[Begin Entries supplied]

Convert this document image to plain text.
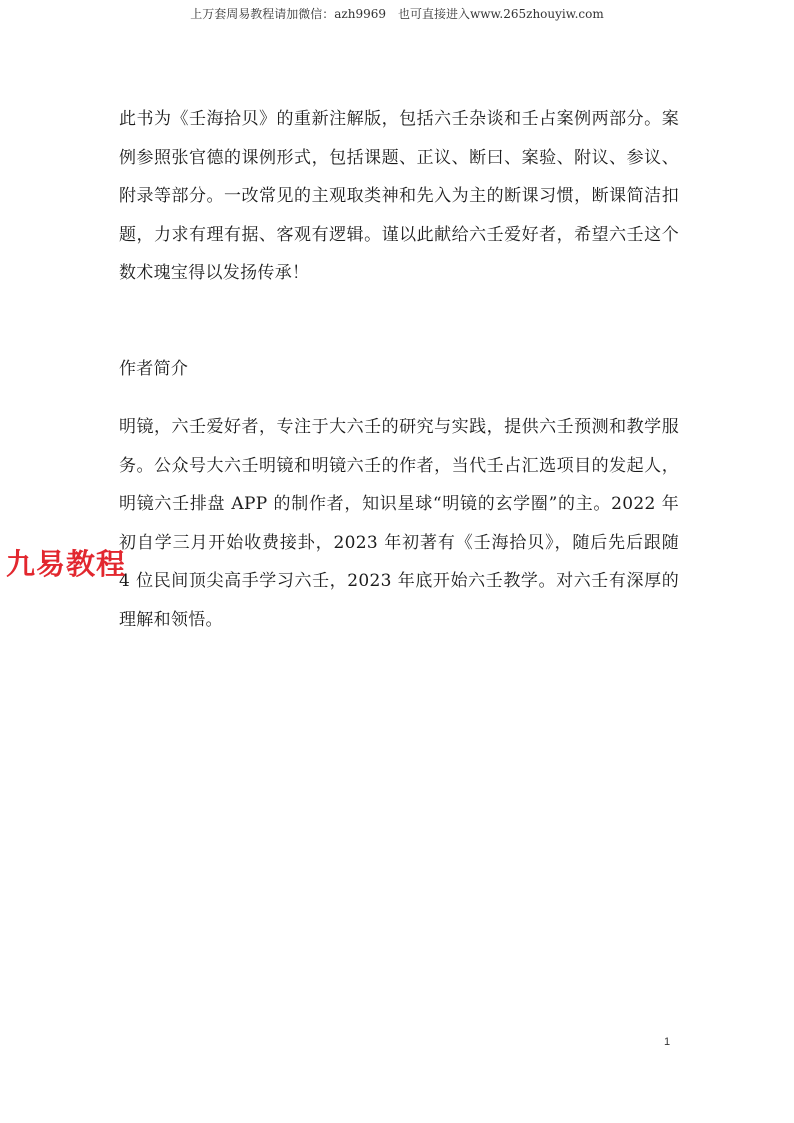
上万套周易教程请加微信：azh9969　也可直接进入www.265zhouyiw.com

此书为《壬海拾贝》的重新注解版，包括六壬杂谈和壬占案例两部分。案例参照张官德的课例形式，包括课题、正议、断曰、案验、附议、参议、附录等部分。一改常见的主观取类神和先入为主的断课习惯，断课简洁扣题，力求有理有据、客观有逻辑。谨以此献给六壬爱好者，希望六壬这个数术瑰宝得以发扬传承！

作者简介

明镜，六壬爱好者，专注于大六壬的研究与实践，提供六壬预测和教学服务。公众号大六壬明镜和明镜六壬的作者，当代壬占汇选项目的发起人，明镜六壬排盘 APP 的制作者，知识星球“明镜的玄学圈”的主。2022 年初自学三月开始收费接卦，2023 年初著有《壬海拾贝》，随后先后跟随 4 位民间顶尖高手学习六壬，2023 年底开始六壬教学。对六壬有深厚的理解和领悟。

九易教程
1
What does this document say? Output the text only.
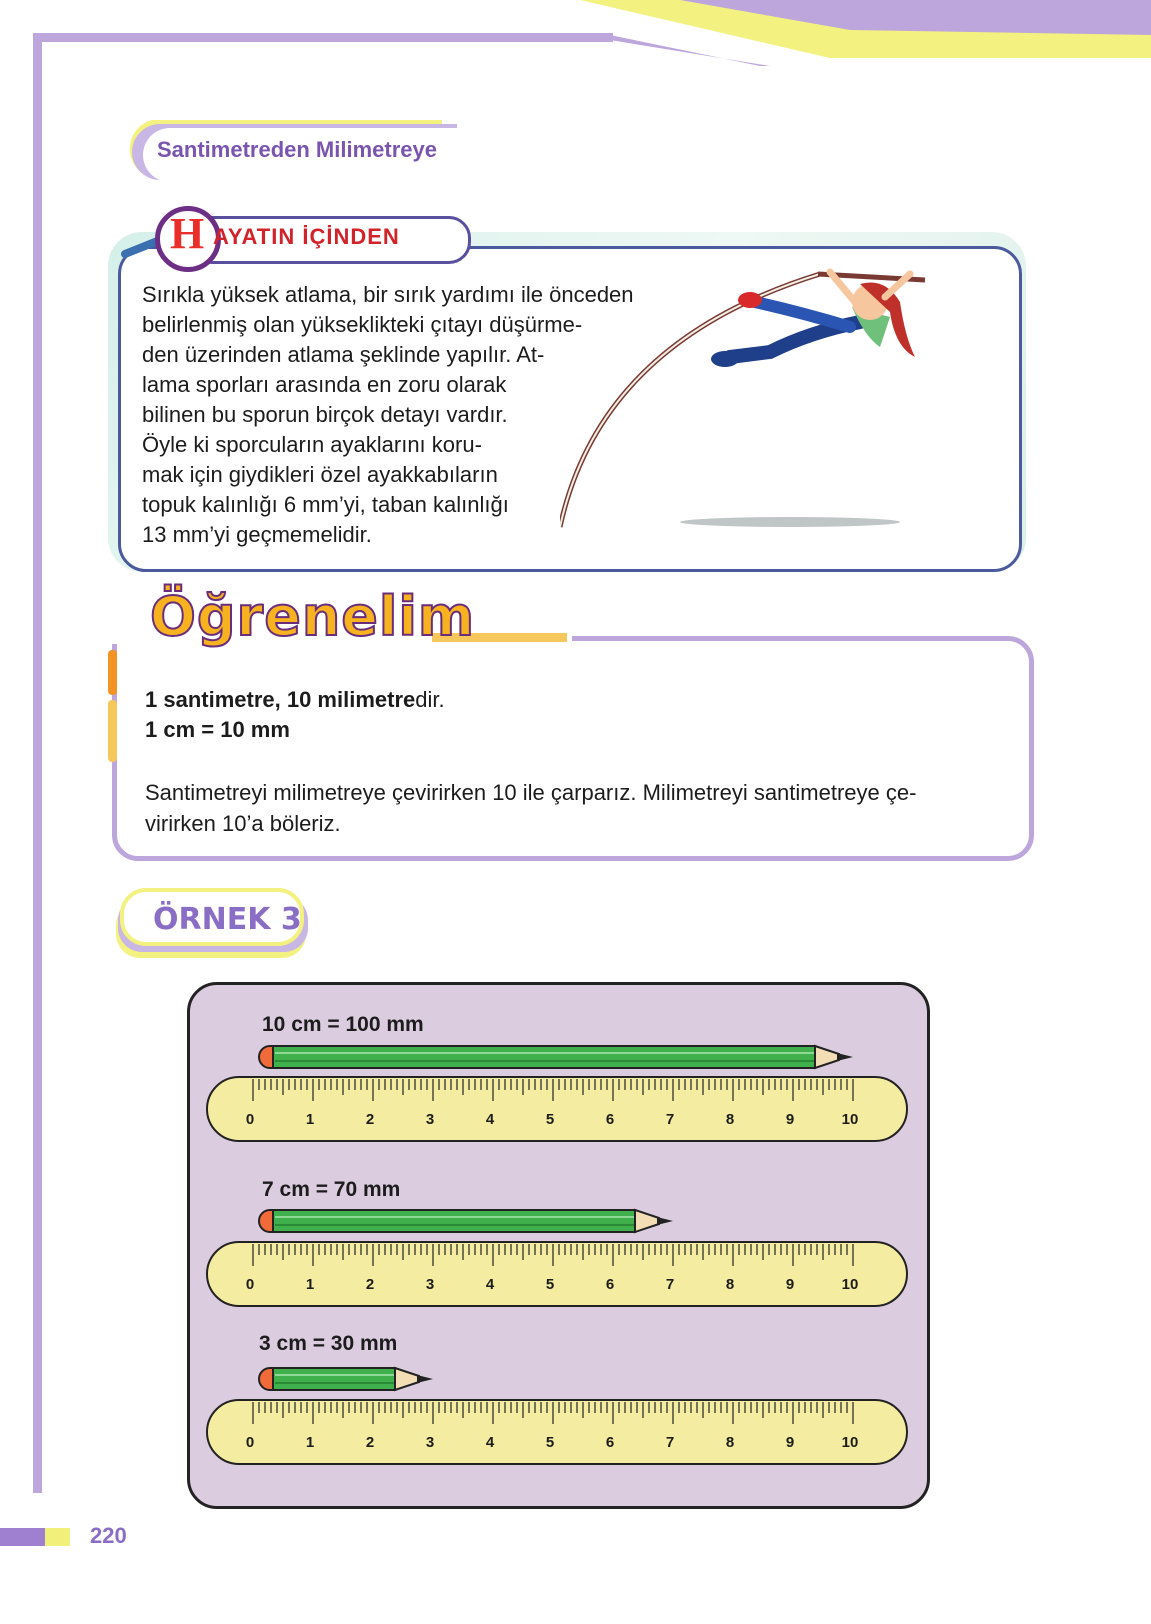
Santimetreden Milimetreye
Sırıkla yüksek atlama, bir sırık yardımı ile önceden
belirlenmiş olan yükseklikteki çıtayı düşürme-
den üzerinden atlama şeklinde yapılır. At-
lama sporları arasında en zoru olarak
bilinen bu sporun birçok detayı vardır.
Öyle ki sporcuların ayaklarını koru-
mak için giydikleri özel ayakkabıların
topuk kalınlığı 6 mm’yi, taban kalınlığı
13 mm’yi geçmemelidir.
H AYATIN İÇİNDEN
Öğrenelim
1 santimetre, 10 milimetredir.
1 cm = 10 mm
Santimetreyi milimetreye çevirirken 10 ile çarparız. Milimetreyi santimetreye çe-
virirken 10’a böleriz.
ÖRNEK 3
10 cm = 100 mm
7 cm = 70 mm
3 cm = 30 mm
0	1	2	3	4	5	6	7	8	9	10
0	1	2	3	4	5	6	7	8	9	10
0	1	2	3	4	5	6	7	8	9	10
220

[End Entries supplied]

* [To be done]: Copy each line exactly, and leave the pictures out of your copy.

* [Correct answer]:
Convert this document image to plain text.
上万套周易教程请加微信：azh9969　也可直接进入www.265zhouyiw.com

此书为《壬海拾贝》的重新注解版，包括六壬杂谈和壬占案例两部分。案例参照张官德的课例形式，包括课题、正议、断曰、案验、附议、参议、附录等部分。一改常见的主观取类神和先入为主的断课习惯，断课简洁扣题，力求有理有据、客观有逻辑。谨以此献给六壬爱好者，希望六壬这个数术瑰宝得以发扬传承！

作者简介

明镜，六壬爱好者，专注于大六壬的研究与实践，提供六壬预测和教学服务。公众号大六壬明镜和明镜六壬的作者，当代壬占汇选项目的发起人，明镜六壬排盘 APP 的制作者，知识星球“明镜的玄学圈”的主。2022 年初自学三月开始收费接卦，2023 年初著有《壬海拾贝》，随后先后跟随 4 位民间顶尖高手学习六壬，2023 年底开始六壬教学。对六壬有深厚的理解和领悟。

九易教程
1
What does this document say? Output the text only.
Santimetreden Milimetreye
Sırıkla yüksek atlama, bir sırık yardımı ile önceden
belirlenmiş olan yükseklikteki çıtayı düşürme-
den üzerinden atlama şeklinde yapılır. At-
lama sporları arasında en zoru olarak
bilinen bu sporun birçok detayı vardır.
Öyle ki sporcuların ayaklarını koru-
mak için giydikleri özel ayakkabıların
topuk kalınlığı 6 mm’yi, taban kalınlığı
13 mm’yi geçmemelidir.
H AYATIN İÇİNDEN
Öğrenelim
1 santimetre, 10 milimetredir.
1 cm = 10 mm
Santimetreyi milimetreye çevirirken 10 ile çarparız. Milimetreyi santimetreye çe-
virirken 10’a böleriz.
ÖRNEK 3
10 cm = 100 mm
7 cm = 70 mm
3 cm = 30 mm
0	1	2	3	4	5	6	7	8	9	10
0	1	2	3	4	5	6	7	8	9	10
0	1	2	3	4	5	6	7	8	9	10
220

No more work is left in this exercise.